CHALLENGE – Reproduce the full listing that appears beneath this instruction exactly.
----- MATERIAL PROVIDED
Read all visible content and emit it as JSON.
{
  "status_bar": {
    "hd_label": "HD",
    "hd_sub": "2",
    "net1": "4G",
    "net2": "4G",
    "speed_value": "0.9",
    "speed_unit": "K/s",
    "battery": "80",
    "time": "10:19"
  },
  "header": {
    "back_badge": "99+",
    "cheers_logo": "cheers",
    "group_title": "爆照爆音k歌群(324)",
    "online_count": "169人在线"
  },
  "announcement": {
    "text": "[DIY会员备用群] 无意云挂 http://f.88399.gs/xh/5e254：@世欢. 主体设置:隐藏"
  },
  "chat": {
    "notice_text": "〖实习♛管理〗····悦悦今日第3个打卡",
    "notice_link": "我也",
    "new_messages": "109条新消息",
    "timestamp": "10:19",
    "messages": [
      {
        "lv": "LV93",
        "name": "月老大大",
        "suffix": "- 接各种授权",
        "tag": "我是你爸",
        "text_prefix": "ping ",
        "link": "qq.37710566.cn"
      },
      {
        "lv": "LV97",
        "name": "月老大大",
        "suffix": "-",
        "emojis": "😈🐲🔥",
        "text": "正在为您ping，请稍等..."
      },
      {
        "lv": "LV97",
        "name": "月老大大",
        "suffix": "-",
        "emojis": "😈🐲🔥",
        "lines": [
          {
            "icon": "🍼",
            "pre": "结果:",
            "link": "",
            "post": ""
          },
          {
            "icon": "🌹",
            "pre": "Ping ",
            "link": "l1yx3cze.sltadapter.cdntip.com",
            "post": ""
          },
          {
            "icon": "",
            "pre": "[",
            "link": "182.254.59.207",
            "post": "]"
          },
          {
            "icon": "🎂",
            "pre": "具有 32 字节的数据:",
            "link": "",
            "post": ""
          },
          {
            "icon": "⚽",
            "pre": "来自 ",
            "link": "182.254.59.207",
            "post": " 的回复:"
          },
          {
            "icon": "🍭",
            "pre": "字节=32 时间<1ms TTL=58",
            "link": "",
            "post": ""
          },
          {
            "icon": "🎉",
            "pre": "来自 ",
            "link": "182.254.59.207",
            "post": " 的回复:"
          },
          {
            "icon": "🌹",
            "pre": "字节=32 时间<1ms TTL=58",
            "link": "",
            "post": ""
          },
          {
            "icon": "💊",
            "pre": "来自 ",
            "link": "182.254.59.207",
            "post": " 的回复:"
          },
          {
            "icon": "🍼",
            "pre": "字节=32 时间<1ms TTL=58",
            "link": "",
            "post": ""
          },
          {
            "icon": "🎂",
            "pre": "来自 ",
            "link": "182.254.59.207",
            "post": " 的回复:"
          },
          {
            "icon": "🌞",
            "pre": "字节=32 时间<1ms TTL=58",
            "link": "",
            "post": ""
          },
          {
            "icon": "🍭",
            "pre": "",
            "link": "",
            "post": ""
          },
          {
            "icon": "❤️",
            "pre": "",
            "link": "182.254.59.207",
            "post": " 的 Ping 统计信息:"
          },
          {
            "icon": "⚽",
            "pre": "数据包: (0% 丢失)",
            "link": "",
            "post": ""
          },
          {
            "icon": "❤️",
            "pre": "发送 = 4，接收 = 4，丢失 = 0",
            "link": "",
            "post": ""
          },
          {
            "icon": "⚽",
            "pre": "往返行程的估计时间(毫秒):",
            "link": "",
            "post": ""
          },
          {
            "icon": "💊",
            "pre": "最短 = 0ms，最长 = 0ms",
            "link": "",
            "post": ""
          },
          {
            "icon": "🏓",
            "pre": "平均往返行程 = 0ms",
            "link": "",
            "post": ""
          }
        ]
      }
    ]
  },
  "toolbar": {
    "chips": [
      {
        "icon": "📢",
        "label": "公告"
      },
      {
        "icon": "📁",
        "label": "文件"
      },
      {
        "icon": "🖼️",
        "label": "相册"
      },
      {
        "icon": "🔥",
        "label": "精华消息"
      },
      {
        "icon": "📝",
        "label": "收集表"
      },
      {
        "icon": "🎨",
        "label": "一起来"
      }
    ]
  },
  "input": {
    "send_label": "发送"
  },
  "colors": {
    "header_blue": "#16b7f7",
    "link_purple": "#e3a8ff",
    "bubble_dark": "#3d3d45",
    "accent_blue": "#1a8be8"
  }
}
----------
RIGHT ANSWER –
Read all visible content and emit it as JSON.
{
  "status_bar": {
    "hd_label": "HD",
    "hd_sub": "2",
    "net1": "4G",
    "net2": "4G",
    "speed_value": "0.9",
    "speed_unit": "K/s",
    "battery": "80",
    "time": "10:19"
  },
  "header": {
    "back_badge": "99+",
    "cheers_logo": "cheers",
    "group_title": "爆照爆音k歌群(324)",
    "online_count": "169人在线"
  },
  "announcement": {
    "text": "[DIY会员备用群] 无意云挂 http://f.88399.gs/xh/5e254：@世欢. 主体设置:隐藏"
  },
  "chat": {
    "notice_text": "〖实习♛管理〗····悦悦今日第3个打卡",
    "notice_link": "我也",
    "new_messages": "109条新消息",
    "timestamp": "10:19",
    "messages": [
      {
        "lv": "LV93",
        "name": "月老大大",
        "suffix": "- 接各种授权",
        "tag": "我是你爸",
        "text_prefix": "ping ",
        "link": "qq.37710566.cn"
      },
      {
        "lv": "LV97",
        "name": "月老大大",
        "suffix": "-",
        "emojis": "😈🐲🔥",
        "text": "正在为您ping，请稍等..."
      },
      {
        "lv": "LV97",
        "name": "月老大大",
        "suffix": "-",
        "emojis": "😈🐲🔥",
        "lines": [
          {
            "icon": "🍼",
            "pre": "结果:",
            "link": "",
            "post": ""
          },
          {
            "icon": "🌹",
            "pre": "Ping ",
            "link": "l1yx3cze.sltadapter.cdntip.com",
            "post": ""
          },
          {
            "icon": "",
            "pre": "[",
            "link": "182.254.59.207",
            "post": "]"
          },
          {
            "icon": "🎂",
            "pre": "具有 32 字节的数据:",
            "link": "",
            "post": ""
          },
          {
            "icon": "⚽",
            "pre": "来自 ",
            "link": "182.254.59.207",
            "post": " 的回复:"
          },
          {
            "icon": "🍭",
            "pre": "字节=32 时间<1ms TTL=58",
            "link": "",
            "post": ""
          },
          {
            "icon": "🎉",
            "pre": "来自 ",
            "link": "182.254.59.207",
            "post": " 的回复:"
          },
          {
            "icon": "🌹",
            "pre": "字节=32 时间<1ms TTL=58",
            "link": "",
            "post": ""
          },
          {
            "icon": "💊",
            "pre": "来自 ",
            "link": "182.254.59.207",
            "post": " 的回复:"
          },
          {
            "icon": "🍼",
            "pre": "字节=32 时间<1ms TTL=58",
            "link": "",
            "post": ""
          },
          {
            "icon": "🎂",
            "pre": "来自 ",
            "link": "182.254.59.207",
            "post": " 的回复:"
          },
          {
            "icon": "🌞",
            "pre": "字节=32 时间<1ms TTL=58",
            "link": "",
            "post": ""
          },
          {
            "icon": "🍭",
            "pre": "",
            "link": "",
            "post": ""
          },
          {
            "icon": "❤️",
            "pre": "",
            "link": "182.254.59.207",
            "post": " 的 Ping 统计信息:"
          },
          {
            "icon": "⚽",
            "pre": "数据包: (0% 丢失)",
            "link": "",
            "post": ""
          },
          {
            "icon": "❤️",
            "pre": "发送 = 4，接收 = 4，丢失 = 0",
            "link": "",
            "post": ""
          },
          {
            "icon": "⚽",
            "pre": "往返行程的估计时间(毫秒):",
            "link": "",
            "post": ""
          },
          {
            "icon": "💊",
            "pre": "最短 = 0ms，最长 = 0ms",
            "link": "",
            "post": ""
          },
          {
            "icon": "🏓",
            "pre": "平均往返行程 = 0ms",
            "link": "",
            "post": ""
          }
        ]
      }
    ]
  },
  "toolbar": {
    "chips": [
      {
        "icon": "📢",
        "label": "公告"
      },
      {
        "icon": "📁",
        "label": "文件"
      },
      {
        "icon": "🖼️",
        "label": "相册"
      },
      {
        "icon": "🔥",
        "label": "精华消息"
      },
      {
        "icon": "📝",
        "label": "收集表"
      },
      {
        "icon": "🎨",
        "label": "一起来"
      }
    ]
  },
  "input": {
    "send_label": "发送"
  },
  "colors": {
    "header_blue": "#16b7f7",
    "link_purple": "#e3a8ff",
    "bubble_dark": "#3d3d45",
    "accent_blue": "#1a8be8"
  }
}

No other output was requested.